WORKING DATA

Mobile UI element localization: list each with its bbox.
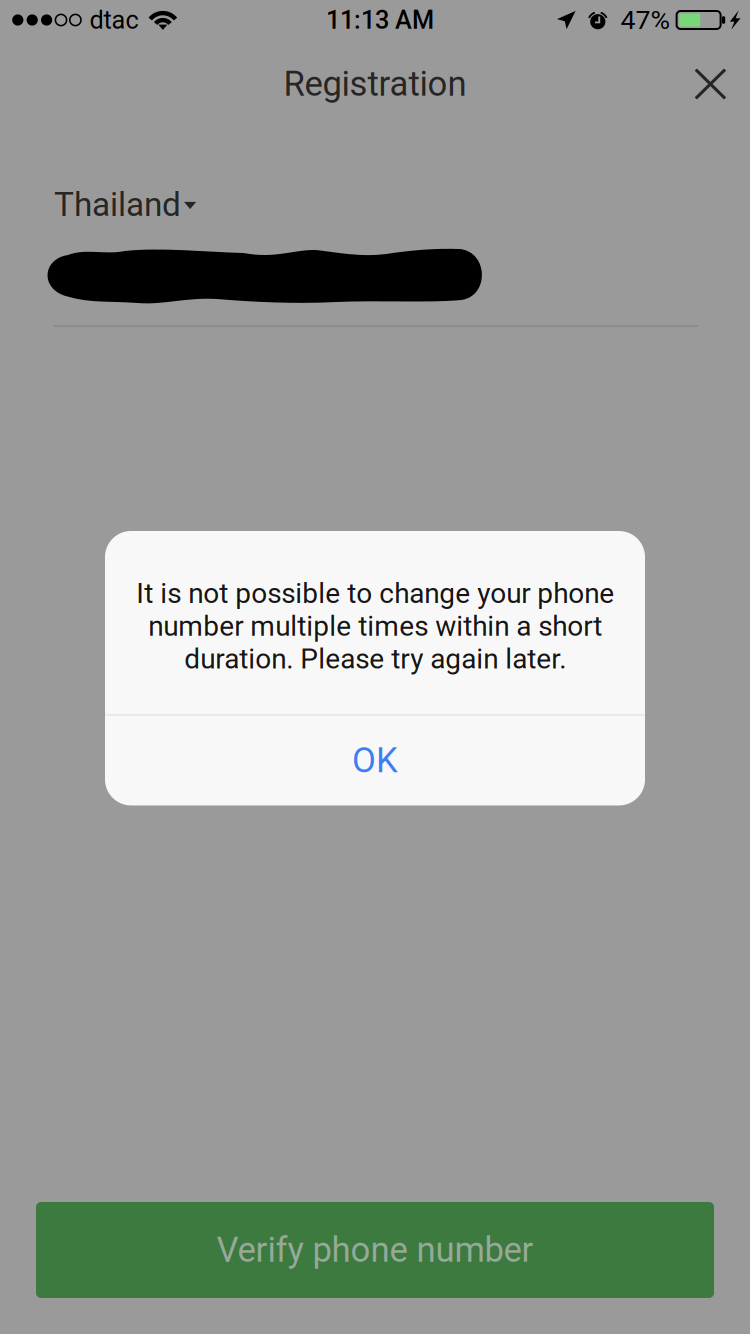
button[interactable]: Close: [678, 50, 742, 118]
staticText: It is not possible to change your phone …: [136, 577, 614, 675]
button[interactable]: OK: [105, 715, 645, 805]
staticText: Verify phone number: [216, 1230, 534, 1270]
staticText: Registration: [284, 64, 466, 104]
staticText: OK: [352, 740, 398, 781]
staticText: 47%: [621, 4, 671, 36]
staticText: Thailand: [54, 185, 181, 224]
staticText: dtac: [90, 5, 139, 35]
button[interactable]: Verify phone number: [36, 1202, 714, 1298]
staticText: 11:13 AM: [326, 5, 434, 35]
button[interactable]: Phone number: [0, 232, 750, 327]
button[interactable]: Thailand: [0, 177, 210, 232]
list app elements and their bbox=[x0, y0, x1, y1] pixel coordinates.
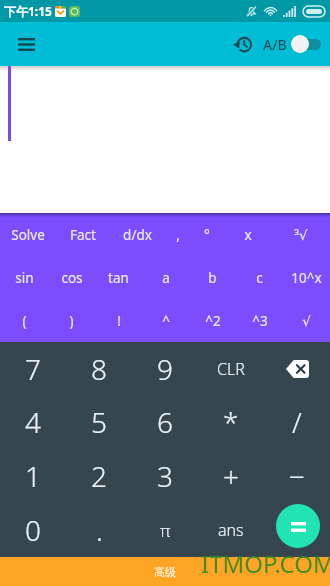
staticText: π bbox=[160, 519, 171, 542]
button[interactable]: ^3 bbox=[236, 299, 283, 342]
button[interactable]: Toggle A/B bbox=[291, 34, 321, 54]
staticText: ( bbox=[22, 312, 27, 330]
button[interactable]: d/dx bbox=[110, 213, 165, 256]
button[interactable]: 2 bbox=[66, 449, 132, 503]
staticText: √ bbox=[302, 313, 311, 329]
button[interactable]: . bbox=[66, 503, 132, 557]
staticText: 10^x bbox=[291, 269, 322, 287]
button[interactable]: x bbox=[223, 213, 272, 256]
staticText: Fact bbox=[70, 226, 96, 244]
staticText: b bbox=[208, 269, 217, 287]
staticText: 8 bbox=[91, 350, 107, 388]
staticText: a bbox=[162, 269, 170, 287]
button[interactable]: 10^x bbox=[283, 256, 330, 299]
button[interactable]: ³√ bbox=[272, 213, 330, 256]
staticText: c bbox=[256, 269, 263, 287]
staticText: 下午1:15 bbox=[4, 3, 52, 19]
staticText: 2 bbox=[91, 457, 107, 495]
button[interactable]: / bbox=[264, 395, 330, 449]
staticText: d/dx bbox=[123, 226, 152, 244]
button[interactable]: ^ bbox=[142, 299, 189, 342]
staticText: 4 bbox=[25, 403, 41, 441]
button[interactable]: 9 bbox=[132, 342, 198, 395]
staticText: A/B bbox=[263, 35, 287, 54]
button[interactable]: 8 bbox=[66, 342, 132, 395]
staticText: ^2 bbox=[205, 312, 221, 330]
staticText: cos bbox=[61, 269, 83, 287]
button[interactable]: ! bbox=[95, 299, 142, 342]
button[interactable]: ) bbox=[48, 299, 95, 342]
button[interactable]: ° bbox=[190, 213, 223, 256]
staticText: Solve bbox=[11, 226, 45, 244]
button[interactable]: Equals bbox=[276, 504, 320, 548]
staticText: 9 bbox=[157, 350, 173, 388]
staticText: ! bbox=[117, 312, 121, 330]
button[interactable]: b bbox=[189, 256, 236, 299]
button[interactable]: , bbox=[165, 213, 190, 256]
button[interactable]: ^2 bbox=[189, 299, 236, 342]
button[interactable]: 0 bbox=[0, 503, 66, 557]
button[interactable]: ans bbox=[198, 503, 264, 557]
button[interactable]: 4 bbox=[0, 395, 66, 449]
staticText: ans bbox=[218, 519, 244, 541]
button[interactable]: √ bbox=[283, 299, 330, 342]
staticText: 3 bbox=[157, 457, 173, 495]
button[interactable]: 5 bbox=[66, 395, 132, 449]
staticText: . bbox=[96, 511, 103, 549]
button[interactable]: c bbox=[236, 256, 283, 299]
button[interactable]: 6 bbox=[132, 395, 198, 449]
staticText: / bbox=[292, 403, 302, 441]
staticText: * bbox=[223, 403, 239, 441]
staticText: , bbox=[176, 226, 180, 244]
button[interactable]: π bbox=[132, 503, 198, 557]
staticText: − bbox=[289, 457, 305, 495]
staticText: sin bbox=[15, 269, 34, 287]
staticText: ^3 bbox=[252, 312, 268, 330]
staticText: 1 bbox=[25, 457, 41, 495]
button[interactable]: 7 bbox=[0, 342, 66, 395]
staticText: CLR bbox=[217, 358, 245, 380]
staticText: tan bbox=[108, 269, 129, 287]
staticText: x bbox=[244, 226, 252, 244]
staticText: 7 bbox=[25, 350, 41, 388]
staticText: + bbox=[223, 457, 239, 495]
button[interactable]: 1 bbox=[0, 449, 66, 503]
button[interactable]: * bbox=[198, 395, 264, 449]
button[interactable]: Fact bbox=[56, 213, 110, 256]
staticText: ³√ bbox=[294, 226, 308, 244]
button[interactable] bbox=[264, 342, 330, 395]
button[interactable]: tan bbox=[95, 256, 142, 299]
button[interactable]: ( bbox=[0, 299, 48, 342]
staticText: 5 bbox=[91, 403, 107, 441]
button[interactable]: a bbox=[142, 256, 189, 299]
button[interactable] bbox=[264, 503, 330, 557]
staticText: 6 bbox=[157, 403, 173, 441]
button[interactable]: 3 bbox=[132, 449, 198, 503]
button[interactable]: 高级 bbox=[154, 565, 176, 579]
staticText: ITMOP.COM bbox=[201, 547, 330, 580]
button[interactable]: CLR bbox=[198, 342, 264, 395]
button[interactable]: Solve bbox=[0, 213, 56, 256]
staticText: ° bbox=[204, 226, 210, 244]
button[interactable]: History bbox=[231, 32, 255, 56]
button[interactable]: cos bbox=[48, 256, 95, 299]
button[interactable]: Menu bbox=[8, 26, 44, 62]
staticText: 0 bbox=[25, 511, 41, 549]
button[interactable]: − bbox=[264, 449, 330, 503]
button[interactable]: sin bbox=[0, 256, 48, 299]
staticText: ) bbox=[69, 312, 74, 330]
button[interactable]: + bbox=[198, 449, 264, 503]
staticText: ^ bbox=[162, 312, 170, 330]
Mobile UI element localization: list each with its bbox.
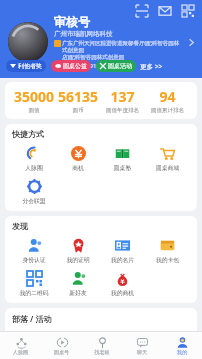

EXERCISE DESCRIPTION
Reproduce the rows unchanged, everything from the line containing "staticText: π bbox=[160, 519, 171, 542]" down to the line containing "button[interactable]: x bbox=[223, 213, 272, 256]", both included.

OUTPUT FOR THIS TASK
staticText: π bbox=[160, 519, 171, 542]
button[interactable]: ^3 bbox=[236, 299, 283, 342]
button[interactable]: Toggle A/B bbox=[291, 34, 321, 54]
staticText: ( bbox=[22, 312, 27, 330]
button[interactable]: d/dx bbox=[110, 213, 165, 256]
button[interactable]: 2 bbox=[66, 449, 132, 503]
staticText: √ bbox=[302, 313, 311, 329]
button[interactable]: . bbox=[66, 503, 132, 557]
staticText: 10^x bbox=[291, 269, 322, 287]
button[interactable]: x bbox=[223, 213, 272, 256]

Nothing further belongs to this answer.